- _Task statement_
Repeat the material verbatim and drop the pictures.

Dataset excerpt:
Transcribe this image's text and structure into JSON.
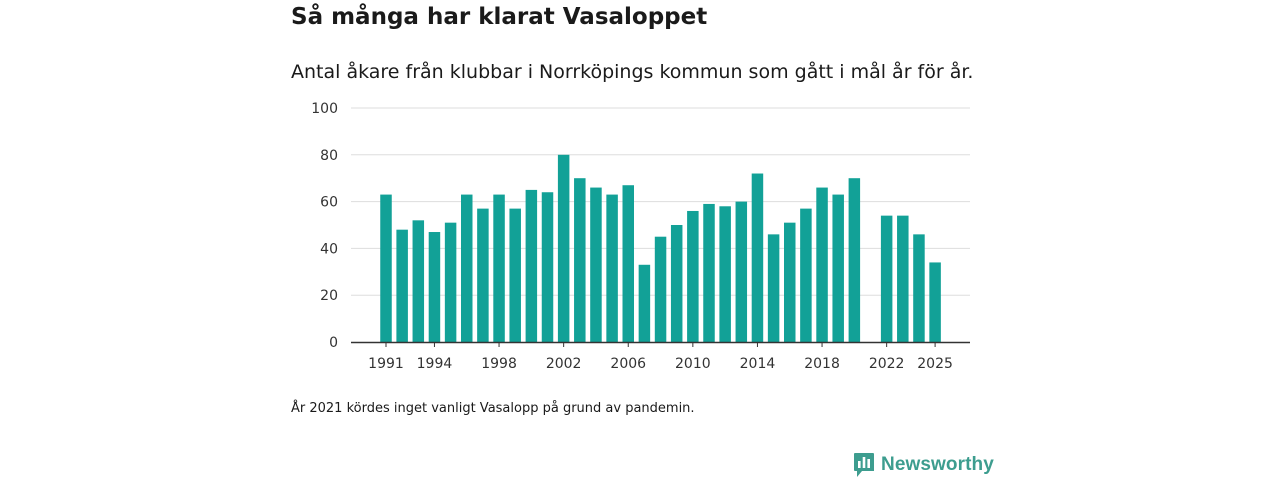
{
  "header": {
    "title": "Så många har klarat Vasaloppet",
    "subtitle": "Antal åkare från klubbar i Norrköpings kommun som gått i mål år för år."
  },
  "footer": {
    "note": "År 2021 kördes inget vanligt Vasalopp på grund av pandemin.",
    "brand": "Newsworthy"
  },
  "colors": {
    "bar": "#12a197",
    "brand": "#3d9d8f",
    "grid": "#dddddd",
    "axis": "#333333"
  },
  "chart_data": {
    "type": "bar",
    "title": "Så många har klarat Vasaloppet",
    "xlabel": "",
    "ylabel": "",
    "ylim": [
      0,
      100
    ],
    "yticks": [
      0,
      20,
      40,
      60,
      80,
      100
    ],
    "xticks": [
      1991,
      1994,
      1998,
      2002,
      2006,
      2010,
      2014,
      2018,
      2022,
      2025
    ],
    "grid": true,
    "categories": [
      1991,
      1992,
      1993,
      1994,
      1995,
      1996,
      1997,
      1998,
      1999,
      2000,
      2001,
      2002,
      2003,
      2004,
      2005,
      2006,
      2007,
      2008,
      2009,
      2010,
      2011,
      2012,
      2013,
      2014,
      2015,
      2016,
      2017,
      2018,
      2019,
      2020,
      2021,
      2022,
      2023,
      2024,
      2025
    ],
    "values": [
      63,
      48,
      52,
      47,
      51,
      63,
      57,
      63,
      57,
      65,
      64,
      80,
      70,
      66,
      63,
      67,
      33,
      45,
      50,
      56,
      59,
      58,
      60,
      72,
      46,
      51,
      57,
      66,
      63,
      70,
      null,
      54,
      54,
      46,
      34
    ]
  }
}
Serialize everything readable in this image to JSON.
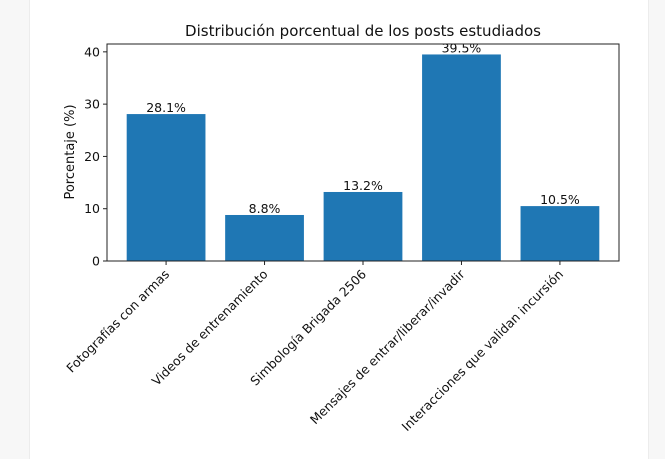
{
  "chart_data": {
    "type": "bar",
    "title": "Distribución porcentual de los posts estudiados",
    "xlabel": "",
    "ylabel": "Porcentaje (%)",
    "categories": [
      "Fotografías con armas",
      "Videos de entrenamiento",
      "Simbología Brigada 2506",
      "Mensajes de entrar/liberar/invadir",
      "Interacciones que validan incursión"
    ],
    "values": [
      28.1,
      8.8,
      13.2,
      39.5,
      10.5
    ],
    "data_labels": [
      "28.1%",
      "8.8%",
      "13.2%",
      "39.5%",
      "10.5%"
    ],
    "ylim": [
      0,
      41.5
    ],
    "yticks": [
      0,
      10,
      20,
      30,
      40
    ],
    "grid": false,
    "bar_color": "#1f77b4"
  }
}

- _Output_
Transcribe this image's text and structure into JSON.
{
  "header": {
    "title": "Så många har klarat Vasaloppet",
    "subtitle": "Antal åkare från klubbar i Norrköpings kommun som gått i mål år för år."
  },
  "footer": {
    "note": "År 2021 kördes inget vanligt Vasalopp på grund av pandemin.",
    "brand": "Newsworthy"
  },
  "colors": {
    "bar": "#12a197",
    "brand": "#3d9d8f",
    "grid": "#dddddd",
    "axis": "#333333"
  },
  "chart_data": {
    "type": "bar",
    "title": "Så många har klarat Vasaloppet",
    "xlabel": "",
    "ylabel": "",
    "ylim": [
      0,
      100
    ],
    "yticks": [
      0,
      20,
      40,
      60,
      80,
      100
    ],
    "xticks": [
      1991,
      1994,
      1998,
      2002,
      2006,
      2010,
      2014,
      2018,
      2022,
      2025
    ],
    "grid": true,
    "categories": [
      1991,
      1992,
      1993,
      1994,
      1995,
      1996,
      1997,
      1998,
      1999,
      2000,
      2001,
      2002,
      2003,
      2004,
      2005,
      2006,
      2007,
      2008,
      2009,
      2010,
      2011,
      2012,
      2013,
      2014,
      2015,
      2016,
      2017,
      2018,
      2019,
      2020,
      2021,
      2022,
      2023,
      2024,
      2025
    ],
    "values": [
      63,
      48,
      52,
      47,
      51,
      63,
      57,
      63,
      57,
      65,
      64,
      80,
      70,
      66,
      63,
      67,
      33,
      45,
      50,
      56,
      59,
      58,
      60,
      72,
      46,
      51,
      57,
      66,
      63,
      70,
      null,
      54,
      54,
      46,
      34
    ]
  }
}
Serialize everything readable in this image to JSON.
{
  "chart_data": {
    "type": "bar",
    "title": "Distribución porcentual de los posts estudiados",
    "xlabel": "",
    "ylabel": "Porcentaje (%)",
    "categories": [
      "Fotografías con armas",
      "Videos de entrenamiento",
      "Simbología Brigada 2506",
      "Mensajes de entrar/liberar/invadir",
      "Interacciones que validan incursión"
    ],
    "values": [
      28.1,
      8.8,
      13.2,
      39.5,
      10.5
    ],
    "data_labels": [
      "28.1%",
      "8.8%",
      "13.2%",
      "39.5%",
      "10.5%"
    ],
    "ylim": [
      0,
      41.5
    ],
    "yticks": [
      0,
      10,
      20,
      30,
      40
    ],
    "grid": false,
    "bar_color": "#1f77b4"
  }
}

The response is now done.